----- THE DATA
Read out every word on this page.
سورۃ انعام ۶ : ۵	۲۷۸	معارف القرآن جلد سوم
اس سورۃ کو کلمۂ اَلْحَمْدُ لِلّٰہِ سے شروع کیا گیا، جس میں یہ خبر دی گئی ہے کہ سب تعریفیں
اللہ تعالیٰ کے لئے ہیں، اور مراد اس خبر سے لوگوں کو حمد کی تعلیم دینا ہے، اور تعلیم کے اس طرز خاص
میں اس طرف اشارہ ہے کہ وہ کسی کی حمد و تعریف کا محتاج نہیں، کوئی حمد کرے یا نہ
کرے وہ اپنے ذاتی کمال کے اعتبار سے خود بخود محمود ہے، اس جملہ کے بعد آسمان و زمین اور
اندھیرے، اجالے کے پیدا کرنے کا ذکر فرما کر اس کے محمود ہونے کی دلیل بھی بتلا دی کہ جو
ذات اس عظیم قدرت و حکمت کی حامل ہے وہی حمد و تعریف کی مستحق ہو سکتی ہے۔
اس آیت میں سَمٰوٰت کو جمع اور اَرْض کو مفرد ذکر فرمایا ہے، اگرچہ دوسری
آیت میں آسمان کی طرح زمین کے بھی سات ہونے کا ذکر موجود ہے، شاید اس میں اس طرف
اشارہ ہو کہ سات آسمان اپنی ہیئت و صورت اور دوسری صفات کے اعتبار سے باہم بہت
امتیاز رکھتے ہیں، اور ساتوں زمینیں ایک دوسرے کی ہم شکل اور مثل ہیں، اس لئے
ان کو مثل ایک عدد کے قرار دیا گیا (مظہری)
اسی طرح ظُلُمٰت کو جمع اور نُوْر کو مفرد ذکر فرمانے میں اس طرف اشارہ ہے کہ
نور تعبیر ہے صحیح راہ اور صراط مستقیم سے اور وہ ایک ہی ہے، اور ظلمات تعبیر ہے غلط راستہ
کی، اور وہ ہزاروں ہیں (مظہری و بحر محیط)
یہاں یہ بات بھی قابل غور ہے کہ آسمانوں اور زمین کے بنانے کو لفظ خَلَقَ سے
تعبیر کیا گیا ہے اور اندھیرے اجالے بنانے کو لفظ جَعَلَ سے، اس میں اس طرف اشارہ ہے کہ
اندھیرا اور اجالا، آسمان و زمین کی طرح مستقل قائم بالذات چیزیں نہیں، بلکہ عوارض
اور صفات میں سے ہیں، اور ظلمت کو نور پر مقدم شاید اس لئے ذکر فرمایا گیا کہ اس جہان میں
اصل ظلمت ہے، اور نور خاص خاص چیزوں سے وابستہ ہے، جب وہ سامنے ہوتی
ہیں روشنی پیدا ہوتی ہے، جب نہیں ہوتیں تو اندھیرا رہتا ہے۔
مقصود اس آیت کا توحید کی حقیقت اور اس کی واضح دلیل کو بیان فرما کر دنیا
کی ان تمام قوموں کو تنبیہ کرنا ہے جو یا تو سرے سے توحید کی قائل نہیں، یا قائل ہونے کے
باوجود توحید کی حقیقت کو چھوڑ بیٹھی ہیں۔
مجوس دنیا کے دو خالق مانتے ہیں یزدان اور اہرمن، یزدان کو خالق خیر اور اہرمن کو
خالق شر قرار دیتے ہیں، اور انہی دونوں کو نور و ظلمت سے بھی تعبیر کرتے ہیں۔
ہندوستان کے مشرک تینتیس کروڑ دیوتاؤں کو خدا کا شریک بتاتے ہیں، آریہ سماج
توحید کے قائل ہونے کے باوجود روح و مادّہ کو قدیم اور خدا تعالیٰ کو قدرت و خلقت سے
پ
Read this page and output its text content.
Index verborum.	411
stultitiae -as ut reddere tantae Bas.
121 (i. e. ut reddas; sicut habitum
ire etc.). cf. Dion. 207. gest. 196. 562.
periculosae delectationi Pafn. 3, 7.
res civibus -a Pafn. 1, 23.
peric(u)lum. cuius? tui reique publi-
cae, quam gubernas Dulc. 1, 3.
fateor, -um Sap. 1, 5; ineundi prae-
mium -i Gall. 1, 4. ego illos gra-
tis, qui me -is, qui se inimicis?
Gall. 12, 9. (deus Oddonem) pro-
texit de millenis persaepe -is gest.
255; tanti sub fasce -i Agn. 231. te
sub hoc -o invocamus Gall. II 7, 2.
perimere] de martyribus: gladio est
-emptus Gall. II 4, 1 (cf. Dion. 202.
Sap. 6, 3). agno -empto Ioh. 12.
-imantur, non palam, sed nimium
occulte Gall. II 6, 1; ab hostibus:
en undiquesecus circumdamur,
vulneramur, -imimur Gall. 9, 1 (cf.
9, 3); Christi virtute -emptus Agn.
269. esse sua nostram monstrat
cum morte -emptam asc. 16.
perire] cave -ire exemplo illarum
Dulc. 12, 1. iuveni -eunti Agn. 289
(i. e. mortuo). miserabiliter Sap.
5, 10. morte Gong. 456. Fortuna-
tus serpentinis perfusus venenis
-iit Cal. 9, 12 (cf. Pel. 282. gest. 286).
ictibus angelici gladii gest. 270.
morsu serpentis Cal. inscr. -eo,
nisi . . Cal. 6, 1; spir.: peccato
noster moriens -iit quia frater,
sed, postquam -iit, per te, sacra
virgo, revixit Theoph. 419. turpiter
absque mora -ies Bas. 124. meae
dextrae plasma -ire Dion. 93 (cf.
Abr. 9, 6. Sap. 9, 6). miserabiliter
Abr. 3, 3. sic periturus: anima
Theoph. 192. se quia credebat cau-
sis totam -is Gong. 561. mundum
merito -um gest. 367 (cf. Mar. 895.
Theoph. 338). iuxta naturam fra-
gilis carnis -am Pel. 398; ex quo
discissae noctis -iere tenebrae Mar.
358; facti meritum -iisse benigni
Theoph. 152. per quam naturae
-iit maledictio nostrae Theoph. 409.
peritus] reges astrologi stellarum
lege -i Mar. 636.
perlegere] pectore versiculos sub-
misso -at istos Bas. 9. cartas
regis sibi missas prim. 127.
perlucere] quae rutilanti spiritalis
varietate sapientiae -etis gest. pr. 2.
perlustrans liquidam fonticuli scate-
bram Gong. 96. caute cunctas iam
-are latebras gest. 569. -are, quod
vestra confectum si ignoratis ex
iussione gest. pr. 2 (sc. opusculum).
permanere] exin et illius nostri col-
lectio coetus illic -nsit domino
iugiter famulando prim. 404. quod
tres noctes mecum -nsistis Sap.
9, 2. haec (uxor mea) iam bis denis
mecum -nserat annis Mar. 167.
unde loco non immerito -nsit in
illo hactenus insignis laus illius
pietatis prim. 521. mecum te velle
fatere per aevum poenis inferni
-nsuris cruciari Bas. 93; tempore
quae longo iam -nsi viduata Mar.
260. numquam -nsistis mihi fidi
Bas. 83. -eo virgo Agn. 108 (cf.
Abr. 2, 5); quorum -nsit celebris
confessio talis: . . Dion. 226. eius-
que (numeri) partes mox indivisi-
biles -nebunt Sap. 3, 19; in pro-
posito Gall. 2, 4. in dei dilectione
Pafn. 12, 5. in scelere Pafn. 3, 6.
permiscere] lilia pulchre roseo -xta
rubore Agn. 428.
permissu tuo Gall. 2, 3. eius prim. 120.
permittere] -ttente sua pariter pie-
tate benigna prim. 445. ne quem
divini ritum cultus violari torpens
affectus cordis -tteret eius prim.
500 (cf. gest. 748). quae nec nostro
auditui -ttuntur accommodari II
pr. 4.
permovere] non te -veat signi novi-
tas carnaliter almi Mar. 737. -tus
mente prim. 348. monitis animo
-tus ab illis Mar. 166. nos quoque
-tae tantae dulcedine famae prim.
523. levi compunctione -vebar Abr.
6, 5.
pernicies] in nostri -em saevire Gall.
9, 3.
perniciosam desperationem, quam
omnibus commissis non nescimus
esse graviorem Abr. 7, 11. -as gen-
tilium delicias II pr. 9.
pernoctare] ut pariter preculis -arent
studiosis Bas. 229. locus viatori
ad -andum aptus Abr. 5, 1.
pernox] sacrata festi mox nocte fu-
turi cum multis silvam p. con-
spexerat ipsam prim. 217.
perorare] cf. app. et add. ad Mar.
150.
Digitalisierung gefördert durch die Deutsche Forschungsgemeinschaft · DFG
----------
[AIM]
Reproduce each line from the records that contains the word "سورۃ".

[CORRECT RESULT]
سورۃ انعام ۶ : ۵	۲۷۸	معارف القرآن جلد سوم
اس سورۃ کو کلمۂ اَلْحَمْدُ لِلّٰہِ سے شروع کیا گیا، جس میں یہ خبر دی گئی ہے کہ سب تعریفیں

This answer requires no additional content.